-- start of Records shown --

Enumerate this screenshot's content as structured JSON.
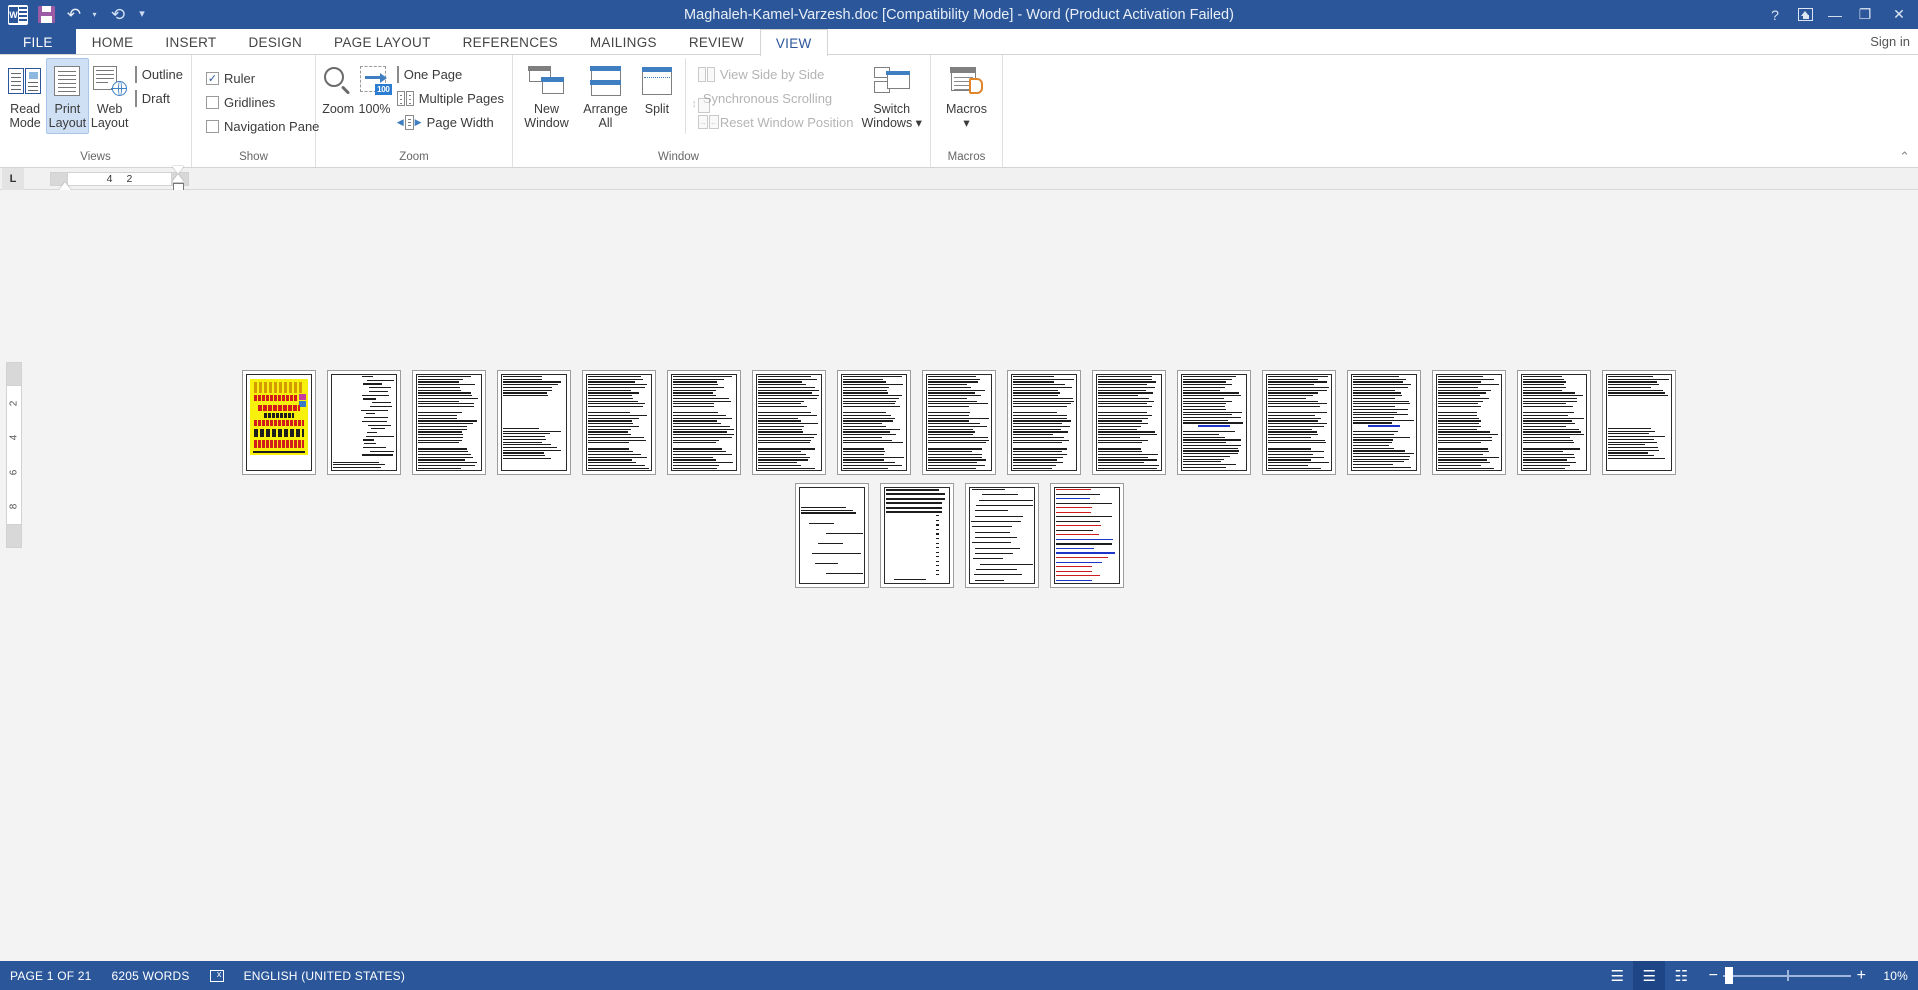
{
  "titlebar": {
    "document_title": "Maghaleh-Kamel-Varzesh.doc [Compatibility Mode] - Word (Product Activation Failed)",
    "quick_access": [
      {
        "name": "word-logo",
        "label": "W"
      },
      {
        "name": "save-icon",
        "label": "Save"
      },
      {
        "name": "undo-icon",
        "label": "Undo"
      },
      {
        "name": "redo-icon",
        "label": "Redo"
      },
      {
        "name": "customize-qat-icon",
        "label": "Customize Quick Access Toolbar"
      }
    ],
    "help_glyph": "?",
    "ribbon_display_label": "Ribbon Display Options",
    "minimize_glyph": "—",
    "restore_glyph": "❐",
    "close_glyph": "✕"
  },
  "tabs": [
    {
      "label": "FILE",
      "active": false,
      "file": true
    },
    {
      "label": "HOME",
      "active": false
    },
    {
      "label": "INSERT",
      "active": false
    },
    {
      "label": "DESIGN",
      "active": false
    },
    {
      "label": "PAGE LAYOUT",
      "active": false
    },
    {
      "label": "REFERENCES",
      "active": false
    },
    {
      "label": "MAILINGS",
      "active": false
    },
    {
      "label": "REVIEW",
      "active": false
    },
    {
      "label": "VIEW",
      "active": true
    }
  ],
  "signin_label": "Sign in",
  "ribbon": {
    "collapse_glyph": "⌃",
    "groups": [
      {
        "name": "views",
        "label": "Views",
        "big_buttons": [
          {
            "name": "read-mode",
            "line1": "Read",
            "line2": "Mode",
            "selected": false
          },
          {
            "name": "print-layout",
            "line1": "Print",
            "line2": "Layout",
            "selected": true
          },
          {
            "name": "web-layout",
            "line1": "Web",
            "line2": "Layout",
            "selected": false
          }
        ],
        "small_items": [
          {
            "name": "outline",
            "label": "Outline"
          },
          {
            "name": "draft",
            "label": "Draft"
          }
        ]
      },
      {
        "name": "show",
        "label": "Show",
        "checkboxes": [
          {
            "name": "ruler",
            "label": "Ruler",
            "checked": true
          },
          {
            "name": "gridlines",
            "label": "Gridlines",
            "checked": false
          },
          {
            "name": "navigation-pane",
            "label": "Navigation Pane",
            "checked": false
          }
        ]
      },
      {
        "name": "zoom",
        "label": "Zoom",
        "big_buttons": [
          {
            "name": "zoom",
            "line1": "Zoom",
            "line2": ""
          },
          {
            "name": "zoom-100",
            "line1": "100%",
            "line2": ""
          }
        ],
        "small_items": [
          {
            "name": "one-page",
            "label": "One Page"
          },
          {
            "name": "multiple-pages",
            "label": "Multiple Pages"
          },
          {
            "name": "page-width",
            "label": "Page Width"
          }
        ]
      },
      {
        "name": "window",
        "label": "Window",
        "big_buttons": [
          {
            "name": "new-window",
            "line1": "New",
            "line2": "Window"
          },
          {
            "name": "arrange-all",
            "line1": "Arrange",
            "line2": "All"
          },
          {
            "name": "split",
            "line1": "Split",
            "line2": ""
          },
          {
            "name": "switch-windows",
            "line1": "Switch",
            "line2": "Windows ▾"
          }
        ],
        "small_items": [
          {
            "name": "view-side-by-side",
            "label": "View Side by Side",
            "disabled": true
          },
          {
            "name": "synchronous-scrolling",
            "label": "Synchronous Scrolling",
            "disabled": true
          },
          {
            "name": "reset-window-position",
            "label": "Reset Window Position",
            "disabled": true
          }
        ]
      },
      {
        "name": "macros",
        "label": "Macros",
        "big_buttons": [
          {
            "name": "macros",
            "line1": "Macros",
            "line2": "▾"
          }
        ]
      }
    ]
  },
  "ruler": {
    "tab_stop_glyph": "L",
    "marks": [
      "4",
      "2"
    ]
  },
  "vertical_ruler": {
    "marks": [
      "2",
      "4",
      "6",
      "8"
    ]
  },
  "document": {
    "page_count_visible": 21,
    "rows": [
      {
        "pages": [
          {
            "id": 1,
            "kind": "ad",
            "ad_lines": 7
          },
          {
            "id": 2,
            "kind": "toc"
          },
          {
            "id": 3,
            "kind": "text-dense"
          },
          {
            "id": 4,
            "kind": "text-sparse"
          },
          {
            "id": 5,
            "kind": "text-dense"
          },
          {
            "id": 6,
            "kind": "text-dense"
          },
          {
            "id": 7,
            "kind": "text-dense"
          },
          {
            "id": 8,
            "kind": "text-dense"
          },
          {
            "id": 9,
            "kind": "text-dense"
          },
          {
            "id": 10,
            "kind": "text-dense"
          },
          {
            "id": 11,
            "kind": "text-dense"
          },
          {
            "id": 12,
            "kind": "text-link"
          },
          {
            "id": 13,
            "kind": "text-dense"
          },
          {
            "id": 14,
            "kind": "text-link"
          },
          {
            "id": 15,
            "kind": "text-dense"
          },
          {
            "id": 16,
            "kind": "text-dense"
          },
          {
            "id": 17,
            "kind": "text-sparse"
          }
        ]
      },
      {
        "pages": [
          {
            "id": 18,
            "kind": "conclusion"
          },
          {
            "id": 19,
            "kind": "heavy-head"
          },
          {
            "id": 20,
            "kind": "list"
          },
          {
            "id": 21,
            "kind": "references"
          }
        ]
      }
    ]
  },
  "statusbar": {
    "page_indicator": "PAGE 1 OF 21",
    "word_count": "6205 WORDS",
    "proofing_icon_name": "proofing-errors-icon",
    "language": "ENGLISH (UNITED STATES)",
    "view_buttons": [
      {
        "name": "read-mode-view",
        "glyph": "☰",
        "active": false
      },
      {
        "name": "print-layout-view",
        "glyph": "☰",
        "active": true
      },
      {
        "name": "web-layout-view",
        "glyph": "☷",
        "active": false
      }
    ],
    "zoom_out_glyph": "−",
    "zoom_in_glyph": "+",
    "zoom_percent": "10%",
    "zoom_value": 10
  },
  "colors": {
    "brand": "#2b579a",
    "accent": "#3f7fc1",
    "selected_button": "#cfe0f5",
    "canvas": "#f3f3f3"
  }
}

-- end of Records shown --
-- start of Records shown --

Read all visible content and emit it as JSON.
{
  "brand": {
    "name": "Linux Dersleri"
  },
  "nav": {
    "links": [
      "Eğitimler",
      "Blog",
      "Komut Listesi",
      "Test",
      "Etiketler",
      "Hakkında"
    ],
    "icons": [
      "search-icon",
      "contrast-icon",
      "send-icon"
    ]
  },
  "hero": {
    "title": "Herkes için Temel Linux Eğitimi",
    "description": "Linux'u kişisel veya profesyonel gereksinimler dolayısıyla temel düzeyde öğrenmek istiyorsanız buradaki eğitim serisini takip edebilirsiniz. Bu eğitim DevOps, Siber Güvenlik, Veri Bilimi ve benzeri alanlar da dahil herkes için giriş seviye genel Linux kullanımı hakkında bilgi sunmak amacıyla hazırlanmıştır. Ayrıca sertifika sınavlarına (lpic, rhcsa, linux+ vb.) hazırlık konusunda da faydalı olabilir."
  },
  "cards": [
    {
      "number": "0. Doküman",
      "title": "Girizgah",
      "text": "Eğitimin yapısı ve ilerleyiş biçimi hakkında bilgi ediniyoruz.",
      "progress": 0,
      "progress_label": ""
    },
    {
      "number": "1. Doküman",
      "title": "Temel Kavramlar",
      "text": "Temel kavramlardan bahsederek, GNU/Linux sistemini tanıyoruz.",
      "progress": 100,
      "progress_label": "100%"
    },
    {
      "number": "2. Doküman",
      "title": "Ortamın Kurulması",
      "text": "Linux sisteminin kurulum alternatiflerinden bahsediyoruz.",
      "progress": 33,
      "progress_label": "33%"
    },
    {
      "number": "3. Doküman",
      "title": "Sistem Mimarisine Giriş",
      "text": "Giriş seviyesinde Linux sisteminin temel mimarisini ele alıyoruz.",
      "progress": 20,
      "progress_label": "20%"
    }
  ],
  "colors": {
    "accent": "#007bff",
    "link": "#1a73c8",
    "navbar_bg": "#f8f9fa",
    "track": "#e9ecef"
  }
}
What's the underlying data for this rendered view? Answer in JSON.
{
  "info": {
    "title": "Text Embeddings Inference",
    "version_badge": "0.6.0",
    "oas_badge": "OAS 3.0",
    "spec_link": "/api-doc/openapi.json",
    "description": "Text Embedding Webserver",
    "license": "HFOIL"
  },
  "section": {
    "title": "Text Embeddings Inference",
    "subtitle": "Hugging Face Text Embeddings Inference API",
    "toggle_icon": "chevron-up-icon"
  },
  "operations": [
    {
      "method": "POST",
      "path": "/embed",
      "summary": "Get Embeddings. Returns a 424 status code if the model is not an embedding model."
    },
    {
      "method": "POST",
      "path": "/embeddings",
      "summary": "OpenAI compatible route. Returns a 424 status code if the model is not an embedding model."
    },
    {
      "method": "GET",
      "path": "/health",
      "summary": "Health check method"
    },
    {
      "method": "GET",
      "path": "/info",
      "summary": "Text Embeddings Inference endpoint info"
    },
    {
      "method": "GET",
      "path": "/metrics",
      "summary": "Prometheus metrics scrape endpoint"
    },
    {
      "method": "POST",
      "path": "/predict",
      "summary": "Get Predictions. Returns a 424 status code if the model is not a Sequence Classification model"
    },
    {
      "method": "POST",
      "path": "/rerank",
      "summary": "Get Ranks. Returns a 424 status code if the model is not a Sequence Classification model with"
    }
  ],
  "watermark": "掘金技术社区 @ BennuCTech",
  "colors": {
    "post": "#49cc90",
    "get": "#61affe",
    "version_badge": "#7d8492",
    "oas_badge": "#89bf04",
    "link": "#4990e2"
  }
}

-- end of Records shown --
-- start of Records shown --

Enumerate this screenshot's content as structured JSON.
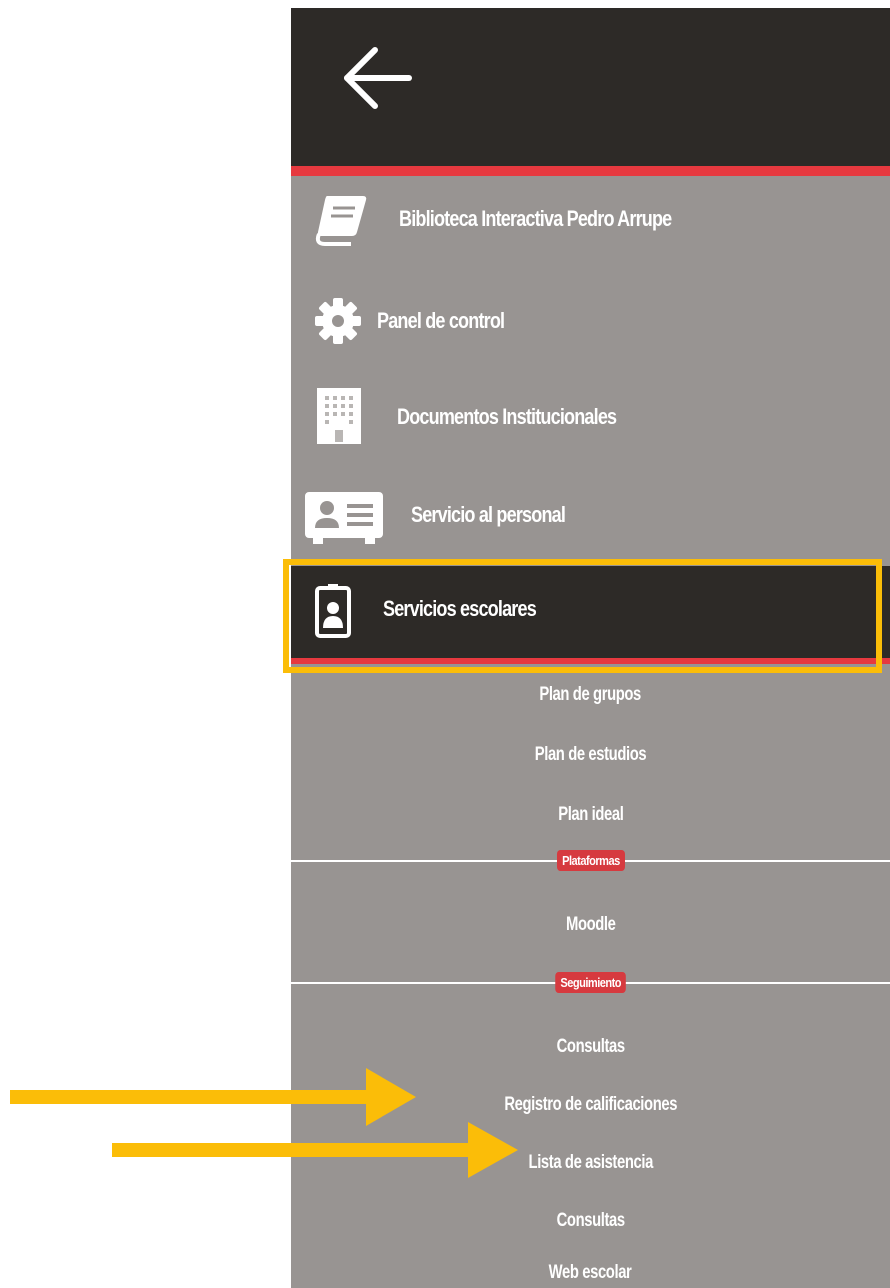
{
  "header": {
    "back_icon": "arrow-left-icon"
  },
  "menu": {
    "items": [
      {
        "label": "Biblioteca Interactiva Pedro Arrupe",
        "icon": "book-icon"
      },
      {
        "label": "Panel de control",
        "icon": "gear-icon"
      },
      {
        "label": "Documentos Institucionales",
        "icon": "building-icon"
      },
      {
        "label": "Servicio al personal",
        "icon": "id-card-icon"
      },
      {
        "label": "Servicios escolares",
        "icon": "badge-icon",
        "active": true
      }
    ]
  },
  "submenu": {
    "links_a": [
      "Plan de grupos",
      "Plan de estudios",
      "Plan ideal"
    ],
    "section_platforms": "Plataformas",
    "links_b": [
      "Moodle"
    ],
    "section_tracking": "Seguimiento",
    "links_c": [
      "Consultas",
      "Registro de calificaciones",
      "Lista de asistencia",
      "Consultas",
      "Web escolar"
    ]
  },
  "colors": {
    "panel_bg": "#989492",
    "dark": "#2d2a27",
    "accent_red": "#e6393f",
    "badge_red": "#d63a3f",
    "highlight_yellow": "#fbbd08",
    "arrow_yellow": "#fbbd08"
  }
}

-- end of Records shown --

→ **Requirements**
Extract every line from the records above that contains the word "summary".

→ **Result for this task**
      "summary": "Get Embeddings. Returns a 424 status code if the model is not an embedding model."
      "summary": "OpenAI compatible route. Returns a 424 status code if the model is not an embedding model."
      "summary": "Health check method"
      "summary": "Text Embeddings Inference endpoint info"
      "summary": "Prometheus metrics scrape endpoint"
      "summary": "Get Predictions. Returns a 424 status code if the model is not a Sequence Classification model"
      "summary": "Get Ranks. Returns a 424 status code if the model is not a Sequence Classification model with"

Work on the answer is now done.